WHAT IS REQUIRED: Retype all of the entries word for word.

+-------+

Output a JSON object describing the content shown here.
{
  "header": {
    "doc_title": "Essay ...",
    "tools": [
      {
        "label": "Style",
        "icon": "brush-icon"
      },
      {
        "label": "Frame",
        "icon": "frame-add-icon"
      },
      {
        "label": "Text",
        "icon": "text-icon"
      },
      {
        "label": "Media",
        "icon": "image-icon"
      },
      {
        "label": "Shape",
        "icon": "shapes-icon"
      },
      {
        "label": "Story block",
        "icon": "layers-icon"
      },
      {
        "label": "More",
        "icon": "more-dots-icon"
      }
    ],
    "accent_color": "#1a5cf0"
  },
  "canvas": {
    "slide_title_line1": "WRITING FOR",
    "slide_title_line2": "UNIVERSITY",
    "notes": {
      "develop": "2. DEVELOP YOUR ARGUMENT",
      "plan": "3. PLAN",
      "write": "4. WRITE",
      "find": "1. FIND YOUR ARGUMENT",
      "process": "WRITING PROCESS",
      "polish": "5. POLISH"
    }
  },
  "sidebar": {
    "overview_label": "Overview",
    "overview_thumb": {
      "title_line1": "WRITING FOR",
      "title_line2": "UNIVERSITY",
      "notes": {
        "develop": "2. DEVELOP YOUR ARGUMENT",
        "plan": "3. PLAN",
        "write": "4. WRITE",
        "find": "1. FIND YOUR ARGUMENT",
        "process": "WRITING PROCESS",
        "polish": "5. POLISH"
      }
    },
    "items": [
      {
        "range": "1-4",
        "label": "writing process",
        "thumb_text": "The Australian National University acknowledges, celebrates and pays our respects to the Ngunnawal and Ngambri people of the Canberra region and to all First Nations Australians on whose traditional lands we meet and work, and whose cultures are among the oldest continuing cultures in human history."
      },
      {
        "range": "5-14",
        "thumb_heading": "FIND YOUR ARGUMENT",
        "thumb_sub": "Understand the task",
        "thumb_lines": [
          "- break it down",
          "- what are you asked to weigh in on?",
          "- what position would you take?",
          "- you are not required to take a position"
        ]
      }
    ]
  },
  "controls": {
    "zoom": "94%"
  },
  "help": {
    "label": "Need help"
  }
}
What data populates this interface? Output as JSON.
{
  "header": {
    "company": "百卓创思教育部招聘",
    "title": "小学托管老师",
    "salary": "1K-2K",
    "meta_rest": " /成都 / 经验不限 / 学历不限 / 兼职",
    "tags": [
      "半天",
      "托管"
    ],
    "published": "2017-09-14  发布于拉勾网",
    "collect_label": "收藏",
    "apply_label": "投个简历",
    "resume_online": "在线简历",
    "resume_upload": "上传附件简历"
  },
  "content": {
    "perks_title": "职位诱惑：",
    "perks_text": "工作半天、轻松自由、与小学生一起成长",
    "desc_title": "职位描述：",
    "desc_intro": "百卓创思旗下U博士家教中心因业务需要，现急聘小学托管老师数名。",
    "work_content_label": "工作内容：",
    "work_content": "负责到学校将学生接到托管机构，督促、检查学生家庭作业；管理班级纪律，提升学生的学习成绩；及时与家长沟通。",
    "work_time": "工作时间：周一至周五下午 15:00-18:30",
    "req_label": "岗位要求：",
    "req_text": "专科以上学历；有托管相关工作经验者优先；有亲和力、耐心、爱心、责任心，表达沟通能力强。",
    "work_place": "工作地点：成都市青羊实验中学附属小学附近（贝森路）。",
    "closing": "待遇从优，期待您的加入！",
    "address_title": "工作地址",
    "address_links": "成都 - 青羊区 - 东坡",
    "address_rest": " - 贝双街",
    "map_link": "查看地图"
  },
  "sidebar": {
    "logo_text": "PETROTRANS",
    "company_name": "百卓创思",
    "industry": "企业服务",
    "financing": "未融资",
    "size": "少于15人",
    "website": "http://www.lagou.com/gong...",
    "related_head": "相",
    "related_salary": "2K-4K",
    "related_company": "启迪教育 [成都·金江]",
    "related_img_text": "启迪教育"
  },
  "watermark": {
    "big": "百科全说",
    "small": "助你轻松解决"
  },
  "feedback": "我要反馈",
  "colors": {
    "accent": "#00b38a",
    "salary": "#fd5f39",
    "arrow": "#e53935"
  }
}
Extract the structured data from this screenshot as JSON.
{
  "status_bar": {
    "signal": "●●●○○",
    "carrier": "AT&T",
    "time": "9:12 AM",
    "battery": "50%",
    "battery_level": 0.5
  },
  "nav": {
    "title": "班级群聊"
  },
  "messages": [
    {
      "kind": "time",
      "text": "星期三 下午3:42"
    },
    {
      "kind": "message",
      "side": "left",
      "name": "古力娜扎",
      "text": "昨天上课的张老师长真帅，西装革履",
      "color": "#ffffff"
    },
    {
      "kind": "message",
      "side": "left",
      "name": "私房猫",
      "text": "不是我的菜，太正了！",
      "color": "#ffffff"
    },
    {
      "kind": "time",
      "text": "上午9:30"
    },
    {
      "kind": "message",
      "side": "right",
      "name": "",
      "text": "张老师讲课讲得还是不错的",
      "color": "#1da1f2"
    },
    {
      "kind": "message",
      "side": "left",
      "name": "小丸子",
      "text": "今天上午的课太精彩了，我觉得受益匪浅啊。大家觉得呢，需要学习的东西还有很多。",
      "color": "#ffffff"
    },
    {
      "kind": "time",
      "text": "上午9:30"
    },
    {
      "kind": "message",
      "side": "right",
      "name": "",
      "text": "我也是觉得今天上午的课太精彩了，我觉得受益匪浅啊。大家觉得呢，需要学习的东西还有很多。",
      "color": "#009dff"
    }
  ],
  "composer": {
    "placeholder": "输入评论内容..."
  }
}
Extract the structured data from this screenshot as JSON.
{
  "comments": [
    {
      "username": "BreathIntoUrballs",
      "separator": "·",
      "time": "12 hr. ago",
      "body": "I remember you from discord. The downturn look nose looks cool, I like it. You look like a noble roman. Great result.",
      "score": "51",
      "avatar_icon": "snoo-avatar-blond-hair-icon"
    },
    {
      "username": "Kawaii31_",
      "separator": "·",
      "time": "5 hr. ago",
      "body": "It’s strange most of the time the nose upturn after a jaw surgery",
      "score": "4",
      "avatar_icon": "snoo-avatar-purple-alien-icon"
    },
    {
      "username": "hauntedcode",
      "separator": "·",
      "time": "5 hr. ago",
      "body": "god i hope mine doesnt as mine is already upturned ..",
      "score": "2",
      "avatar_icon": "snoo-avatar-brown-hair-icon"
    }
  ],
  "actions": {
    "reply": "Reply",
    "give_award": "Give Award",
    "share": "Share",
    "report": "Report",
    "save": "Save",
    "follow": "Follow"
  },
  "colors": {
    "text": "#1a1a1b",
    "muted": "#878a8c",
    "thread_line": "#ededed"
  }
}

+-------+

OUTPUT BELOW:
Output a JSON object describing the content shown here.
{
  "header": {
    "doc_title": "Essay ...",
    "tools": [
      {
        "label": "Style",
        "icon": "brush-icon"
      },
      {
        "label": "Frame",
        "icon": "frame-add-icon"
      },
      {
        "label": "Text",
        "icon": "text-icon"
      },
      {
        "label": "Media",
        "icon": "image-icon"
      },
      {
        "label": "Shape",
        "icon": "shapes-icon"
      },
      {
        "label": "Story block",
        "icon": "layers-icon"
      },
      {
        "label": "More",
        "icon": "more-dots-icon"
      }
    ],
    "accent_color": "#1a5cf0"
  },
  "canvas": {
    "slide_title_line1": "WRITING FOR",
    "slide_title_line2": "UNIVERSITY",
    "notes": {
      "develop": "2. DEVELOP YOUR ARGUMENT",
      "plan": "3. PLAN",
      "write": "4. WRITE",
      "find": "1. FIND YOUR ARGUMENT",
      "process": "WRITING PROCESS",
      "polish": "5. POLISH"
    }
  },
  "sidebar": {
    "overview_label": "Overview",
    "overview_thumb": {
      "title_line1": "WRITING FOR",
      "title_line2": "UNIVERSITY",
      "notes": {
        "develop": "2. DEVELOP YOUR ARGUMENT",
        "plan": "3. PLAN",
        "write": "4. WRITE",
        "find": "1. FIND YOUR ARGUMENT",
        "process": "WRITING PROCESS",
        "polish": "5. POLISH"
      }
    },
    "items": [
      {
        "range": "1-4",
        "label": "writing process",
        "thumb_text": "The Australian National University acknowledges, celebrates and pays our respects to the Ngunnawal and Ngambri people of the Canberra region and to all First Nations Australians on whose traditional lands we meet and work, and whose cultures are among the oldest continuing cultures in human history."
      },
      {
        "range": "5-14",
        "thumb_heading": "FIND YOUR ARGUMENT",
        "thumb_sub": "Understand the task",
        "thumb_lines": [
          "- break it down",
          "- what are you asked to weigh in on?",
          "- what position would you take?",
          "- you are not required to take a position"
        ]
      }
    ]
  },
  "controls": {
    "zoom": "94%"
  },
  "help": {
    "label": "Need help"
  }
}
What data populates this interface? Output as JSON.
{
  "header": {
    "company": "百卓创思教育部招聘",
    "title": "小学托管老师",
    "salary": "1K-2K",
    "meta_rest": " /成都 / 经验不限 / 学历不限 / 兼职",
    "tags": [
      "半天",
      "托管"
    ],
    "published": "2017-09-14  发布于拉勾网",
    "collect_label": "收藏",
    "apply_label": "投个简历",
    "resume_online": "在线简历",
    "resume_upload": "上传附件简历"
  },
  "content": {
    "perks_title": "职位诱惑：",
    "perks_text": "工作半天、轻松自由、与小学生一起成长",
    "desc_title": "职位描述：",
    "desc_intro": "百卓创思旗下U博士家教中心因业务需要，现急聘小学托管老师数名。",
    "work_content_label": "工作内容：",
    "work_content": "负责到学校将学生接到托管机构，督促、检查学生家庭作业；管理班级纪律，提升学生的学习成绩；及时与家长沟通。",
    "work_time": "工作时间：周一至周五下午 15:00-18:30",
    "req_label": "岗位要求：",
    "req_text": "专科以上学历；有托管相关工作经验者优先；有亲和力、耐心、爱心、责任心，表达沟通能力强。",
    "work_place": "工作地点：成都市青羊实验中学附属小学附近（贝森路）。",
    "closing": "待遇从优，期待您的加入！",
    "address_title": "工作地址",
    "address_links": "成都 - 青羊区 - 东坡",
    "address_rest": " - 贝双街",
    "map_link": "查看地图"
  },
  "sidebar": {
    "logo_text": "PETROTRANS",
    "company_name": "百卓创思",
    "industry": "企业服务",
    "financing": "未融资",
    "size": "少于15人",
    "website": "http://www.lagou.com/gong...",
    "related_head": "相",
    "related_salary": "2K-4K",
    "related_company": "启迪教育 [成都·金江]",
    "related_img_text": "启迪教育"
  },
  "watermark": {
    "big": "百科全说",
    "small": "助你轻松解决"
  },
  "feedback": "我要反馈",
  "colors": {
    "accent": "#00b38a",
    "salary": "#fd5f39",
    "arrow": "#e53935"
  }
}
Extract the structured data from this screenshot as JSON.
{
  "status_bar": {
    "signal": "●●●○○",
    "carrier": "AT&T",
    "time": "9:12 AM",
    "battery": "50%",
    "battery_level": 0.5
  },
  "nav": {
    "title": "班级群聊"
  },
  "messages": [
    {
      "kind": "time",
      "text": "星期三 下午3:42"
    },
    {
      "kind": "message",
      "side": "left",
      "name": "古力娜扎",
      "text": "昨天上课的张老师长真帅，西装革履",
      "color": "#ffffff"
    },
    {
      "kind": "message",
      "side": "left",
      "name": "私房猫",
      "text": "不是我的菜，太正了！",
      "color": "#ffffff"
    },
    {
      "kind": "time",
      "text": "上午9:30"
    },
    {
      "kind": "message",
      "side": "right",
      "name": "",
      "text": "张老师讲课讲得还是不错的",
      "color": "#1da1f2"
    },
    {
      "kind": "message",
      "side": "left",
      "name": "小丸子",
      "text": "今天上午的课太精彩了，我觉得受益匪浅啊。大家觉得呢，需要学习的东西还有很多。",
      "color": "#ffffff"
    },
    {
      "kind": "time",
      "text": "上午9:30"
    },
    {
      "kind": "message",
      "side": "right",
      "name": "",
      "text": "我也是觉得今天上午的课太精彩了，我觉得受益匪浅啊。大家觉得呢，需要学习的东西还有很多。",
      "color": "#009dff"
    }
  ],
  "composer": {
    "placeholder": "输入评论内容..."
  }
}
Extract the structured data from this screenshot as JSON.
{
  "comments": [
    {
      "username": "BreathIntoUrballs",
      "separator": "·",
      "time": "12 hr. ago",
      "body": "I remember you from discord. The downturn look nose looks cool, I like it. You look like a noble roman. Great result.",
      "score": "51",
      "avatar_icon": "snoo-avatar-blond-hair-icon"
    },
    {
      "username": "Kawaii31_",
      "separator": "·",
      "time": "5 hr. ago",
      "body": "It’s strange most of the time the nose upturn after a jaw surgery",
      "score": "4",
      "avatar_icon": "snoo-avatar-purple-alien-icon"
    },
    {
      "username": "hauntedcode",
      "separator": "·",
      "time": "5 hr. ago",
      "body": "god i hope mine doesnt as mine is already upturned ..",
      "score": "2",
      "avatar_icon": "snoo-avatar-brown-hair-icon"
    }
  ],
  "actions": {
    "reply": "Reply",
    "give_award": "Give Award",
    "share": "Share",
    "report": "Report",
    "save": "Save",
    "follow": "Follow"
  },
  "colors": {
    "text": "#1a1a1b",
    "muted": "#878a8c",
    "thread_line": "#ededed"
  }
}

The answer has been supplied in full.